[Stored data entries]
┌────────

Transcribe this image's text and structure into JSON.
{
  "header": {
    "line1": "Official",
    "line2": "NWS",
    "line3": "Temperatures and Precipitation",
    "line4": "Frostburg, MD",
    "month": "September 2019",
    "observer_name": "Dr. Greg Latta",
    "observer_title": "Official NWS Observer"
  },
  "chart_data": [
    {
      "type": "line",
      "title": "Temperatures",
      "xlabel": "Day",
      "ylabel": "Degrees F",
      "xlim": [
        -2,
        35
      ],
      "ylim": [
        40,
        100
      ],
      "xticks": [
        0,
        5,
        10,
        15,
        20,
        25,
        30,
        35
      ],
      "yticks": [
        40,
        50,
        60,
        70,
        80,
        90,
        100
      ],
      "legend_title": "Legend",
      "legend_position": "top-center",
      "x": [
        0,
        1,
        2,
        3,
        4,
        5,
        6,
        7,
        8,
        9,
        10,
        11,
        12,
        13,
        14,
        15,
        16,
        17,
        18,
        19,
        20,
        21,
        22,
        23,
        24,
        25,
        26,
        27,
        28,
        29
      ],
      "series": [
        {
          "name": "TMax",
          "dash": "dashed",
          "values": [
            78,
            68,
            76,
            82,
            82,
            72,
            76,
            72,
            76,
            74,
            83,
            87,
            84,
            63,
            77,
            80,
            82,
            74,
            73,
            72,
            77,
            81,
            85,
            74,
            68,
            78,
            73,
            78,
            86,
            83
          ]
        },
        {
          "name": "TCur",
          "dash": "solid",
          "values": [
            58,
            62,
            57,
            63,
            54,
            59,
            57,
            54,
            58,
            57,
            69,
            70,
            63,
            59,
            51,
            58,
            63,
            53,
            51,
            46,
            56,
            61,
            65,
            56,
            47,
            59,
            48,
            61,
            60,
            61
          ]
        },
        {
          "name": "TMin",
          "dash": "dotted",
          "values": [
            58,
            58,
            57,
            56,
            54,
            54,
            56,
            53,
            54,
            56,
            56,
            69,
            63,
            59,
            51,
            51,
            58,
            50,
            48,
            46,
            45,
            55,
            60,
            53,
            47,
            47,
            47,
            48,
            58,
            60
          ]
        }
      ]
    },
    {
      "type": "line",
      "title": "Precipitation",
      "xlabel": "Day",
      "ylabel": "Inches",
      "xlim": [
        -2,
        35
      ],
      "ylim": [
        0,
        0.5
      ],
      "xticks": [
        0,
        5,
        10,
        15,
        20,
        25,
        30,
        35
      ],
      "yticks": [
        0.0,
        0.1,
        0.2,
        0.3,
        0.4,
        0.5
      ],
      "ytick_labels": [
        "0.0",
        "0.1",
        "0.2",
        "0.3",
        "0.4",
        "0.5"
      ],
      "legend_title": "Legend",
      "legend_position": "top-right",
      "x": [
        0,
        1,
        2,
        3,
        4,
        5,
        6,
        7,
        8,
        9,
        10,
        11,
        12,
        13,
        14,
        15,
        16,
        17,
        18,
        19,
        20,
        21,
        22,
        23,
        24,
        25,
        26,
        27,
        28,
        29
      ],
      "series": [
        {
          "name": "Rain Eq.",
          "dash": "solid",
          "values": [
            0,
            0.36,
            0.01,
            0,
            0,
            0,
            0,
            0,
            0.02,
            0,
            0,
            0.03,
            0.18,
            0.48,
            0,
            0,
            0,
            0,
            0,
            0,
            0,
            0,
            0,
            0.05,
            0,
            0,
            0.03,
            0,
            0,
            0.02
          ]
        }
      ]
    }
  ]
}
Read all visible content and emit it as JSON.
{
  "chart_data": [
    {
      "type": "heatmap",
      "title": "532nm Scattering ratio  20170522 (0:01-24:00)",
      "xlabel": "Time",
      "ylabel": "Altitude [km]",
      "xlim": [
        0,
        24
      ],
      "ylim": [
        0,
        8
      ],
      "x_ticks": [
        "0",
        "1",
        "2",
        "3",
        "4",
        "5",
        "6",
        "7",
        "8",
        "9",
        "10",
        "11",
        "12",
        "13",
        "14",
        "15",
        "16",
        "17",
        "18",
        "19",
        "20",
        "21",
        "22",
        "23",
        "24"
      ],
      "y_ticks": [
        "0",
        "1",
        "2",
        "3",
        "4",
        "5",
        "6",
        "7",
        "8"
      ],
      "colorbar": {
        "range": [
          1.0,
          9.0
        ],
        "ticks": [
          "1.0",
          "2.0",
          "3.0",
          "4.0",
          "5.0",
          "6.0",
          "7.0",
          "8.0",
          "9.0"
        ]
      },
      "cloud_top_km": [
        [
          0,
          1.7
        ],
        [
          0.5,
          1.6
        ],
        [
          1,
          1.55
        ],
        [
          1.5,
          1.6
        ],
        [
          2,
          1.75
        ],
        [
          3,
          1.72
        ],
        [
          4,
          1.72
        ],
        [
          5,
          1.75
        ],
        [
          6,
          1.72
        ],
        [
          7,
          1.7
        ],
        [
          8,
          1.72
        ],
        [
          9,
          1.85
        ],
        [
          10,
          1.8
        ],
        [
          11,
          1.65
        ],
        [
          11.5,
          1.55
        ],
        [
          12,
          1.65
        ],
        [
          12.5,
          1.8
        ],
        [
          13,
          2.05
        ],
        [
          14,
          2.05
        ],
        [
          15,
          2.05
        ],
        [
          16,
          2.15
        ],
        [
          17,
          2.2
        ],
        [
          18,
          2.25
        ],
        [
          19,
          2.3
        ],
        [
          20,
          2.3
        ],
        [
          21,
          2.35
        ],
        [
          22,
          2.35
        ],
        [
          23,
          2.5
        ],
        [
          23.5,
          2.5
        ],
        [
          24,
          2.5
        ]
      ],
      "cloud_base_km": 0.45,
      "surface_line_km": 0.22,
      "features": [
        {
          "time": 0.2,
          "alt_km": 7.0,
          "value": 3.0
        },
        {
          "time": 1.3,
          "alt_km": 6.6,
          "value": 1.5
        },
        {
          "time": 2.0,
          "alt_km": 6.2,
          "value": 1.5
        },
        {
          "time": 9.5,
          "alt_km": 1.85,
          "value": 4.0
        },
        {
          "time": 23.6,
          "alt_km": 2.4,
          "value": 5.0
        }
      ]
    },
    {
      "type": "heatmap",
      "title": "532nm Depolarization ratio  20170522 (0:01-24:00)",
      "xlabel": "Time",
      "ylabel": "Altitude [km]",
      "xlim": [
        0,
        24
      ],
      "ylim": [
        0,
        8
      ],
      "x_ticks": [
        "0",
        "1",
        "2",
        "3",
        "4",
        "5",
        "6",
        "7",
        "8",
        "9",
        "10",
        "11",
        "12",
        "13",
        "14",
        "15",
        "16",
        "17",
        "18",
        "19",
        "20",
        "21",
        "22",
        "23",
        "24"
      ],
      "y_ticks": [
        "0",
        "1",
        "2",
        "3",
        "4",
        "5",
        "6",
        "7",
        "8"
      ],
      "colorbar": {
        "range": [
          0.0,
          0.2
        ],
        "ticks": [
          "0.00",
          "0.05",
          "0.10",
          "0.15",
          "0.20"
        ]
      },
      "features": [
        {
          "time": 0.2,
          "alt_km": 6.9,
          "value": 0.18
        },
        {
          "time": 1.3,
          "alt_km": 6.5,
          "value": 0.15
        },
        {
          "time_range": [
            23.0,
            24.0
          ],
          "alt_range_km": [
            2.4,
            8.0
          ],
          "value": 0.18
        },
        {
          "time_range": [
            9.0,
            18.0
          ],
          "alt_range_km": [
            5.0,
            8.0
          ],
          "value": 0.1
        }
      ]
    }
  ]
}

└────────

→ Task brief
Pick out, from the lines above, every one that contains the string "ylabel".

→ Written answer
      "ylabel": "Degrees F",
      "ylabel": "Inches",
      "ylabel": "Altitude [km]",
      "ylabel": "Altitude [km]",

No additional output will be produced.